◆ **DATASET EXCERPTS**
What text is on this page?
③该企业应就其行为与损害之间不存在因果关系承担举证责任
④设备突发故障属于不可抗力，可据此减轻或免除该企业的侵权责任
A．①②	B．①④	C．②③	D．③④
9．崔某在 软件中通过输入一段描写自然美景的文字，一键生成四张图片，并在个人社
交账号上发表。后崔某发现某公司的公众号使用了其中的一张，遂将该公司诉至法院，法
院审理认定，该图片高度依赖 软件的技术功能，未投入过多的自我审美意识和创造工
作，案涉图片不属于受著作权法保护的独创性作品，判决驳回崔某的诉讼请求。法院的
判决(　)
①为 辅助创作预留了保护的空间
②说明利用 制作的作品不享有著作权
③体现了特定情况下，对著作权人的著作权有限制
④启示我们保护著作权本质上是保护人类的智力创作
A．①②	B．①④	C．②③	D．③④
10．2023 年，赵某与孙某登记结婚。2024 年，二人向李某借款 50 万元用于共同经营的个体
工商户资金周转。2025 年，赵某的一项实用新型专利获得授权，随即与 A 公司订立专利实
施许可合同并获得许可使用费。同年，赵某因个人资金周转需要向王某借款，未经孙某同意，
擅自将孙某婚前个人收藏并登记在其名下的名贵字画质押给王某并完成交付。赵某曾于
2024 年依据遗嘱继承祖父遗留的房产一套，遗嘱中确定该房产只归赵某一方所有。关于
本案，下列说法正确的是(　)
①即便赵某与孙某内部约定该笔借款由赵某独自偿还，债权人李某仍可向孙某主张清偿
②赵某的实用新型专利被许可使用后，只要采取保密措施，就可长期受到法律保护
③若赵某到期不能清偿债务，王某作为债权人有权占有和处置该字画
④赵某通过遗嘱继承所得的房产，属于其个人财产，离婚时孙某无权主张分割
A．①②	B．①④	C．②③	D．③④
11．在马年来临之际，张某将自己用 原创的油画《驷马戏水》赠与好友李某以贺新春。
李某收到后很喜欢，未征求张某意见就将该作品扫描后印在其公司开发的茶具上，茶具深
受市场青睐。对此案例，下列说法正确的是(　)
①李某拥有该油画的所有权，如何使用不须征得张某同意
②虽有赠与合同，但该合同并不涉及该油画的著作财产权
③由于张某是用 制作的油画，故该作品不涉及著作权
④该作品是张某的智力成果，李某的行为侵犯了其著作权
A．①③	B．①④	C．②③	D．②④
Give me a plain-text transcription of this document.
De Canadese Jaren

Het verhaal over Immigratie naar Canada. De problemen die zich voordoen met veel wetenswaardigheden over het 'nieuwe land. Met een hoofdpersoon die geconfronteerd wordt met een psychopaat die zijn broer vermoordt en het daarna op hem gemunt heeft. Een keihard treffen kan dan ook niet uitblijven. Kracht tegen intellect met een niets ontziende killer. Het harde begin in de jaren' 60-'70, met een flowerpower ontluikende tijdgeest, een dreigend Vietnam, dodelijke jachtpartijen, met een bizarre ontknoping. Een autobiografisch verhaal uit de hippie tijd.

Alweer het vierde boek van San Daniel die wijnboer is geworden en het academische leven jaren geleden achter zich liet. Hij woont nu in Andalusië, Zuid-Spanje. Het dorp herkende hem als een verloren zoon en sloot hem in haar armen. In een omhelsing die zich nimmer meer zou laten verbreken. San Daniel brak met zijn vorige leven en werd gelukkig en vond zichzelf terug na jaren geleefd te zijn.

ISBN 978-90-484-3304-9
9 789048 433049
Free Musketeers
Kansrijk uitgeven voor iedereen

◆ **WRITTEN PROBLEM**
Only the lines from the one with "Give me a plain-text" through the end of the material are wanted; copy them exactly, both ends included.

◆ **EXPECTED ANSWER**
Give me a plain-text transcription of this document.
De Canadese Jaren

Het verhaal over Immigratie naar Canada. De problemen die zich voordoen met veel wetenswaardigheden over het 'nieuwe land. Met een hoofdpersoon die geconfronteerd wordt met een psychopaat die zijn broer vermoordt en het daarna op hem gemunt heeft. Een keihard treffen kan dan ook niet uitblijven. Kracht tegen intellect met een niets ontziende killer. Het harde begin in de jaren' 60-'70, met een flowerpower ontluikende tijdgeest, een dreigend Vietnam, dodelijke jachtpartijen, met een bizarre ontknoping. Een autobiografisch verhaal uit de hippie tijd.

Alweer het vierde boek van San Daniel die wijnboer is geworden en het academische leven jaren geleden achter zich liet. Hij woont nu in Andalusië, Zuid-Spanje. Het dorp herkende hem als een verloren zoon en sloot hem in haar armen. In een omhelsing die zich nimmer meer zou laten verbreken. San Daniel brak met zijn vorige leven en werd gelukkig en vond zichzelf terug na jaren geleefd te zijn.

ISBN 978-90-484-3304-9
9 789048 433049
Free Musketeers
Kansrijk uitgeven voor iedereen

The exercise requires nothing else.